> _RAW DATA_:
◆ ◆ ◆ ◆ ◆ ◆ ◆
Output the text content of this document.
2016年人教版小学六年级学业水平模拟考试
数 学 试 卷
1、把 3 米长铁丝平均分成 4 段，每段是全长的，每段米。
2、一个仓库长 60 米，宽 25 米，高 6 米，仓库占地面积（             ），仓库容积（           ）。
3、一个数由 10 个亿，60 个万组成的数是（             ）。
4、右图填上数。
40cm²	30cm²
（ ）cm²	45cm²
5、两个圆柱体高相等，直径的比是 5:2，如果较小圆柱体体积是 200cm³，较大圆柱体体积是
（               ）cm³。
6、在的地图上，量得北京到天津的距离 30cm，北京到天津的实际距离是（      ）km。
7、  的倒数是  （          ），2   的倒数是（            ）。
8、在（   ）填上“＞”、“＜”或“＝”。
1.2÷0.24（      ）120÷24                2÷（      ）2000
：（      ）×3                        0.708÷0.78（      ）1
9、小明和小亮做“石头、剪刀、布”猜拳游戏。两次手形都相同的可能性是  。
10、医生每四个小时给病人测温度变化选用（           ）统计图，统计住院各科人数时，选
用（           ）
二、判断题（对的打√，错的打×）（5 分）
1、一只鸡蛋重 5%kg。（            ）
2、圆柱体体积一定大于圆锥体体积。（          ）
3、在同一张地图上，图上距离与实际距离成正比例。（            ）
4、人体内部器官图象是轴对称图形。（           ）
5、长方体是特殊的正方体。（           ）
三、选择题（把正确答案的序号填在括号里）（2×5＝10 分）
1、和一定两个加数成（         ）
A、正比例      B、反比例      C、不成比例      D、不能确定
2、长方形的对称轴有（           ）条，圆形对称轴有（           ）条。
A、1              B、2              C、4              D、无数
◆ ◆ ◆ ◆ ◆ ◆ ◆
> _DIRECTIONS_: Could you quote the material above in full, exactly as it stands?

> _WRITTEN SOLUTION_:
Output the text content of this document.
2016年人教版小学六年级学业水平模拟考试
数 学 试 卷
1、把 3 米长铁丝平均分成 4 段，每段是全长的，每段米。
2、一个仓库长 60 米，宽 25 米，高 6 米，仓库占地面积（             ），仓库容积（           ）。
3、一个数由 10 个亿，60 个万组成的数是（             ）。
4、右图填上数。
40cm²	30cm²
（ ）cm²	45cm²
5、两个圆柱体高相等，直径的比是 5:2，如果较小圆柱体体积是 200cm³，较大圆柱体体积是
（               ）cm³。
6、在的地图上，量得北京到天津的距离 30cm，北京到天津的实际距离是（      ）km。
7、  的倒数是  （          ），2   的倒数是（            ）。
8、在（   ）填上“＞”、“＜”或“＝”。
1.2÷0.24（      ）120÷24                2÷（      ）2000
：（      ）×3                        0.708÷0.78（      ）1
9、小明和小亮做“石头、剪刀、布”猜拳游戏。两次手形都相同的可能性是  。
10、医生每四个小时给病人测温度变化选用（           ）统计图，统计住院各科人数时，选
用（           ）
二、判断题（对的打√，错的打×）（5 分）
1、一只鸡蛋重 5%kg。（            ）
2、圆柱体体积一定大于圆锥体体积。（          ）
3、在同一张地图上，图上距离与实际距离成正比例。（            ）
4、人体内部器官图象是轴对称图形。（           ）
5、长方体是特殊的正方体。（           ）
三、选择题（把正确答案的序号填在括号里）（2×5＝10 分）
1、和一定两个加数成（         ）
A、正比例      B、反比例      C、不成比例      D、不能确定
2、长方形的对称轴有（           ）条，圆形对称轴有（           ）条。
A、1              B、2              C、4              D、无数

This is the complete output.